++++ Provided records ++++
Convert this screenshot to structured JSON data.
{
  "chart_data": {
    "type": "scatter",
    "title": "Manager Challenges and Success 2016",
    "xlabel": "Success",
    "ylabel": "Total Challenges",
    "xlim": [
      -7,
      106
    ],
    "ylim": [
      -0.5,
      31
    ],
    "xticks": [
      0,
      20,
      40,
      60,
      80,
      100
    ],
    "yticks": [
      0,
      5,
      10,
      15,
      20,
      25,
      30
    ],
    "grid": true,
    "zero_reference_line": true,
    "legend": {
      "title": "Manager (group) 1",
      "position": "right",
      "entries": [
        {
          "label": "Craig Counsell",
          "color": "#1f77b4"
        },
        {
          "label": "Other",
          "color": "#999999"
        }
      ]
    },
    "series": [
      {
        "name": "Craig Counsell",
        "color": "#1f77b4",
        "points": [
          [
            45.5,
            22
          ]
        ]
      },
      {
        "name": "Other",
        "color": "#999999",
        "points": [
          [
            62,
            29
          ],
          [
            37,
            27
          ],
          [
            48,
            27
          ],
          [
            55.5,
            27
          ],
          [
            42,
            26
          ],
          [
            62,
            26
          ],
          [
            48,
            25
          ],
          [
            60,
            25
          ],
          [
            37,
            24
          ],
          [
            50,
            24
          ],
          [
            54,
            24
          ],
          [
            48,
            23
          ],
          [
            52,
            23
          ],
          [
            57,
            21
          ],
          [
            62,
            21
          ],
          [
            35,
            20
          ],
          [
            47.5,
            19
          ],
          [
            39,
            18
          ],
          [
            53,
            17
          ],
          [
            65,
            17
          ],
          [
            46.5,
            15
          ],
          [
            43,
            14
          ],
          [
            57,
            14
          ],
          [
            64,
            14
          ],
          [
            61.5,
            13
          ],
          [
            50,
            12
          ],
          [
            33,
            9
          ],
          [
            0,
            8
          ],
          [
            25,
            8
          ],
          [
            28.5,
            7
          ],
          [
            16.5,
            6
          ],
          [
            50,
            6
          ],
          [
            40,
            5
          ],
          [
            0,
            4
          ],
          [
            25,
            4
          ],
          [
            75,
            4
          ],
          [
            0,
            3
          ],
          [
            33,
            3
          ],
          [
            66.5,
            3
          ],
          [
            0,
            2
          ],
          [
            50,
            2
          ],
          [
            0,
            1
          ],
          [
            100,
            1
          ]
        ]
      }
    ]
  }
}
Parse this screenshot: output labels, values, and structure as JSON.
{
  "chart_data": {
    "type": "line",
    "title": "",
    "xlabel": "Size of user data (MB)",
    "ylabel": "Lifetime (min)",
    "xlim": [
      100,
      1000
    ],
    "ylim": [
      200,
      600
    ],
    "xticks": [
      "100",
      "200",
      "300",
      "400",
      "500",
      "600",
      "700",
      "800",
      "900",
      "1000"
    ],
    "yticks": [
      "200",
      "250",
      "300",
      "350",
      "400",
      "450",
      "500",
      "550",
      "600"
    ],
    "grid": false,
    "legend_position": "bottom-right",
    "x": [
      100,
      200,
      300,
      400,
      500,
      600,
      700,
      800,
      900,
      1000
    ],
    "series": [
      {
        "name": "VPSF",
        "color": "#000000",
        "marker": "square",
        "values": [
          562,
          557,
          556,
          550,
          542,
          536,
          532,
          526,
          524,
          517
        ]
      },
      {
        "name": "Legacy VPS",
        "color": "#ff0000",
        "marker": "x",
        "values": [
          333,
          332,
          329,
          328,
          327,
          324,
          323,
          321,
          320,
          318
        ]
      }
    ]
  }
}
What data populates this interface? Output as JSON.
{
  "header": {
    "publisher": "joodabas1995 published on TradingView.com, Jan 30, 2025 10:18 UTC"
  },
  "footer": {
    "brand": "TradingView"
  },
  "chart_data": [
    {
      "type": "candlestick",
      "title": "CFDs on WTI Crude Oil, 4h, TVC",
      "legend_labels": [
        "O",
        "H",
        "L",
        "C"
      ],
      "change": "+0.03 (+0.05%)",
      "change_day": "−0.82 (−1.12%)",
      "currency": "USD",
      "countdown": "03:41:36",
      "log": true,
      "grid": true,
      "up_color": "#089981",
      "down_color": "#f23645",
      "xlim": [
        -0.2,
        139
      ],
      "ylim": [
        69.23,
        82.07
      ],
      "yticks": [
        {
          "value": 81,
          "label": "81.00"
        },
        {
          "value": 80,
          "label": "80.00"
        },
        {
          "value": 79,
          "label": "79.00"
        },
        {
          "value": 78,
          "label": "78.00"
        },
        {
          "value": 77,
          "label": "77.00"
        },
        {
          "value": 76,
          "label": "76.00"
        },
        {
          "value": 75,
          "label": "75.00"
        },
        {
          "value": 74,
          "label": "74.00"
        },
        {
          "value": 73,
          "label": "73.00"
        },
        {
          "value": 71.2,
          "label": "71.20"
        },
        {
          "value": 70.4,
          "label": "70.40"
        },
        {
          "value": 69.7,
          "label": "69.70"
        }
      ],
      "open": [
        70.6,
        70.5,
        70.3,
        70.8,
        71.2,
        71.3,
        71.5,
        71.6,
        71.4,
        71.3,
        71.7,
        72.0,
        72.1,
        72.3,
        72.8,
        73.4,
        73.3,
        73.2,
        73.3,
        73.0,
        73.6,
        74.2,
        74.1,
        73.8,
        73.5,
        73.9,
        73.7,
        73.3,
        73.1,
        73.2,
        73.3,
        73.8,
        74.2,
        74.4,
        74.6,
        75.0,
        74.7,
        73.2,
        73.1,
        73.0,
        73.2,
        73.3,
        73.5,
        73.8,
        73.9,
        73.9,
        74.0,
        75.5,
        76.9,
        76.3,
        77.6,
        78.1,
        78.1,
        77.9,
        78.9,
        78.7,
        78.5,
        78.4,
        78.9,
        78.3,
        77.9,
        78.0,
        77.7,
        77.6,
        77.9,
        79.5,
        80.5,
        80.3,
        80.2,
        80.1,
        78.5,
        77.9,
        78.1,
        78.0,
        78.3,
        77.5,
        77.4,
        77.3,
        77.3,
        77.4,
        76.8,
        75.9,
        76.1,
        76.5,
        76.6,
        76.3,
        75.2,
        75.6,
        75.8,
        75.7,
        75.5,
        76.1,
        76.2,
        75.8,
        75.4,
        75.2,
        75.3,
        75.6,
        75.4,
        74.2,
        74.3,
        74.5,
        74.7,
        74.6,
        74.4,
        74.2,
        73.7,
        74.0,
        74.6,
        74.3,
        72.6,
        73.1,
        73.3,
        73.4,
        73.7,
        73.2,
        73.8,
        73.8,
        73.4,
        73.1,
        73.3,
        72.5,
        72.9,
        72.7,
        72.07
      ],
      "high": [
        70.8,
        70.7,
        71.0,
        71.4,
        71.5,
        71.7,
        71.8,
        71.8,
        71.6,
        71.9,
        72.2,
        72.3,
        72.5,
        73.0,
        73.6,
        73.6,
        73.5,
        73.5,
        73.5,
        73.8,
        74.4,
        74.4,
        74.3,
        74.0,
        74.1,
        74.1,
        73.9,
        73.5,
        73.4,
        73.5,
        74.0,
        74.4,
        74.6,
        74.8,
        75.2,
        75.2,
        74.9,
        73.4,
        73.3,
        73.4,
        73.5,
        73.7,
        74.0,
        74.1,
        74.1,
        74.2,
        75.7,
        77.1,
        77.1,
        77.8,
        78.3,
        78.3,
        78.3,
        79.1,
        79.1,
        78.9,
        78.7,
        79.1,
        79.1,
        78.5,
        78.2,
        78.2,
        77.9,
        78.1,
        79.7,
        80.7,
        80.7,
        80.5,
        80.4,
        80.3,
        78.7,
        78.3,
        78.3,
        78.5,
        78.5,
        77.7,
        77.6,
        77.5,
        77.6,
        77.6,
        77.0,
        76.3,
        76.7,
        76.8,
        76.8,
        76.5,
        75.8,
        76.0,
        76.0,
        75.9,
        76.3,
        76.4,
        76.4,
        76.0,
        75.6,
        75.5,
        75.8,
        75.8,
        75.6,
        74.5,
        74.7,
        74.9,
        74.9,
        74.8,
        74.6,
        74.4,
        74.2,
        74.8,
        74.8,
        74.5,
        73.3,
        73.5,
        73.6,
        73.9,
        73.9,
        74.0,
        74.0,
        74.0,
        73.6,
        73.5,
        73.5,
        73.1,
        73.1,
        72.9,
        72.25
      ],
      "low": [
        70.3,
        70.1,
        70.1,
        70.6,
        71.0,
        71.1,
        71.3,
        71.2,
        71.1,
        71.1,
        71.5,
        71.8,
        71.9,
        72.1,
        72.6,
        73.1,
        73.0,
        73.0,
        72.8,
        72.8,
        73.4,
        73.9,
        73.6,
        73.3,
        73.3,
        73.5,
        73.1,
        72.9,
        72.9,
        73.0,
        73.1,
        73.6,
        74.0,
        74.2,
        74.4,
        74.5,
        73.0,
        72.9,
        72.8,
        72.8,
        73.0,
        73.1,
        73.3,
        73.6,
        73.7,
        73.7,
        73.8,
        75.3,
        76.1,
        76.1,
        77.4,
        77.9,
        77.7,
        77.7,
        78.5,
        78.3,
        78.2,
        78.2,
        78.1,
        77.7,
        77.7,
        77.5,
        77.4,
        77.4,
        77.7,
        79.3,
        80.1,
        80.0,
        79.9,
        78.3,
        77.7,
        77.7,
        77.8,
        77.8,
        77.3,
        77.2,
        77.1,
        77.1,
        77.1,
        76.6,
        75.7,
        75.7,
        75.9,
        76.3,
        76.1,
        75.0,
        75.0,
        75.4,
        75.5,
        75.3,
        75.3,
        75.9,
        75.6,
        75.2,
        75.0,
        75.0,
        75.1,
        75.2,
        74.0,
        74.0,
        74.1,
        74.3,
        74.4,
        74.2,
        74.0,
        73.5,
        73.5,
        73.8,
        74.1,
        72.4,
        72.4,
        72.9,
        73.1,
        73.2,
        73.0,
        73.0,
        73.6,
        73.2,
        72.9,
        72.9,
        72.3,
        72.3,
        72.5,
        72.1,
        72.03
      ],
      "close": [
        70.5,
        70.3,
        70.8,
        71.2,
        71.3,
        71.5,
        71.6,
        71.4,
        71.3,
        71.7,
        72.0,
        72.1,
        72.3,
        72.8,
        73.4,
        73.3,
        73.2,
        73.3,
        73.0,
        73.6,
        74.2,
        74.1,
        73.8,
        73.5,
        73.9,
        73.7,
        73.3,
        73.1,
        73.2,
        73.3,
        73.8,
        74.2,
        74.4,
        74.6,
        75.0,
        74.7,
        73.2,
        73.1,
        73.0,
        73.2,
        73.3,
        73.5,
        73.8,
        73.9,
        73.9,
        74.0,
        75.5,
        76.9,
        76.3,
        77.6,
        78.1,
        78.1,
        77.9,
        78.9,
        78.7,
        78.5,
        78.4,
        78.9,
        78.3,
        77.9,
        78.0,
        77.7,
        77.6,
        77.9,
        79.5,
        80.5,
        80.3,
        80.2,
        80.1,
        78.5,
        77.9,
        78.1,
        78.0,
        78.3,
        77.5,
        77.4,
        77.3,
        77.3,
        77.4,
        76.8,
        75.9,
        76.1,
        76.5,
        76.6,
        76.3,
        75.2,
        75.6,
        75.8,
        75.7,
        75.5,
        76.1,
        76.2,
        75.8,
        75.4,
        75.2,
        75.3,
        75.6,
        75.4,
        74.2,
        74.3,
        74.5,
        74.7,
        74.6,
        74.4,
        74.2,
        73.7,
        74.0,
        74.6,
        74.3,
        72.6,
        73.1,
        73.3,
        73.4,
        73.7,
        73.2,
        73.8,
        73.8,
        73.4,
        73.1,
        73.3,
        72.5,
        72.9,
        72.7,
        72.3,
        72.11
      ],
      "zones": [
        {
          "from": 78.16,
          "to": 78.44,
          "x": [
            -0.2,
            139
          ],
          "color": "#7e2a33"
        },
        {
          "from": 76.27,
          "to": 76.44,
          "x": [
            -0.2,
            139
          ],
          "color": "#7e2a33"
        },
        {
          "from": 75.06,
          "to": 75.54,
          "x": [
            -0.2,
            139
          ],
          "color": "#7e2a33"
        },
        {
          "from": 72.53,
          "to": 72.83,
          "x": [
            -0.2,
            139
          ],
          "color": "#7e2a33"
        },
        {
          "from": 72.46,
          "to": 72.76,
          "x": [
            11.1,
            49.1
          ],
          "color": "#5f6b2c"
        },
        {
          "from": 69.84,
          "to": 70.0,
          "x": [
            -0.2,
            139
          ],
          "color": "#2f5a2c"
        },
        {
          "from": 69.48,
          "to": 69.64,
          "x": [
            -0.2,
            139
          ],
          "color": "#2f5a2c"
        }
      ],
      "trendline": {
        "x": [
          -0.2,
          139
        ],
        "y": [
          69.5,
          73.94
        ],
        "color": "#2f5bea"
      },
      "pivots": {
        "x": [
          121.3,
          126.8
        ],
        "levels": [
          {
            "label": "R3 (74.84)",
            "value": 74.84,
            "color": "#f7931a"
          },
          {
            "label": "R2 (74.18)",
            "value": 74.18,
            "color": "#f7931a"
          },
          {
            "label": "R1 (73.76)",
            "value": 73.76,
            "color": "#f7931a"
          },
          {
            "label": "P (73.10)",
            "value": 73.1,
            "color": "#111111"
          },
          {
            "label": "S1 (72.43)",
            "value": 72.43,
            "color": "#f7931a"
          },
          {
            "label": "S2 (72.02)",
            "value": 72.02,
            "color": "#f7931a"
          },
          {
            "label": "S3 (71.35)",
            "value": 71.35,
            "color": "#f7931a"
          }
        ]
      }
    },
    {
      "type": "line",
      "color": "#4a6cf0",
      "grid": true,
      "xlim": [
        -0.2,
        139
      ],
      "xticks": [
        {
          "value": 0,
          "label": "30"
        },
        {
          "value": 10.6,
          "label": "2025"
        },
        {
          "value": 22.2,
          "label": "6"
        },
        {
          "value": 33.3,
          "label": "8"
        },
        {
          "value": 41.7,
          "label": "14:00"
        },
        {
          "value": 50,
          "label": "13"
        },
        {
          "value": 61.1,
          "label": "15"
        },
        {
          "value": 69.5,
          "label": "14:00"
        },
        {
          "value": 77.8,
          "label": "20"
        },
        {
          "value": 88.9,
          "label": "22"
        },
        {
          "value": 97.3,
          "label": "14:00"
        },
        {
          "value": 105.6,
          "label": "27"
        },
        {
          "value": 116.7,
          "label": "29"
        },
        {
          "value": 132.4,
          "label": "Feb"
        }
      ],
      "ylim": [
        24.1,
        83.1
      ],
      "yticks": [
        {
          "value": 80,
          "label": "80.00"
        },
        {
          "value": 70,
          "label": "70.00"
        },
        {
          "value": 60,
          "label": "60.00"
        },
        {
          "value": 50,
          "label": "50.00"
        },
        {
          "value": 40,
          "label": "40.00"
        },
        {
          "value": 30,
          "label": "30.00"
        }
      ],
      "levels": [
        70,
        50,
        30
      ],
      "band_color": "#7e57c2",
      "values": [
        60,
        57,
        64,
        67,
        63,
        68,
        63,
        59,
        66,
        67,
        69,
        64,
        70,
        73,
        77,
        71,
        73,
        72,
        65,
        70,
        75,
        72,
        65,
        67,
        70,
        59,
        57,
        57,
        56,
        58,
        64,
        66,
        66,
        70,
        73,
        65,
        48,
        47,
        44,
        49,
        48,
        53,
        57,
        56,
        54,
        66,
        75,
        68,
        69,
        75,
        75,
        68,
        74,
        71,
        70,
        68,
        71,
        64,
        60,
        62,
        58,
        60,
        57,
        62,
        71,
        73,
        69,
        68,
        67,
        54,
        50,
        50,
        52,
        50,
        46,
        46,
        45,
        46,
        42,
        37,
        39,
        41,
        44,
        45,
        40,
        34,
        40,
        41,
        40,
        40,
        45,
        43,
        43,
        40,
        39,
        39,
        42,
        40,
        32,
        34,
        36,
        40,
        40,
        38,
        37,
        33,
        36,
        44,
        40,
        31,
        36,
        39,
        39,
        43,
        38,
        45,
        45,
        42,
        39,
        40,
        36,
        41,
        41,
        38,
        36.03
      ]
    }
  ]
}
++++
Objective - Using the listing, copy every line where the word "type" shows up.

Output -
    "type": "scatter",
    "type": "line",
      "type": "candlestick",
      "type": "line",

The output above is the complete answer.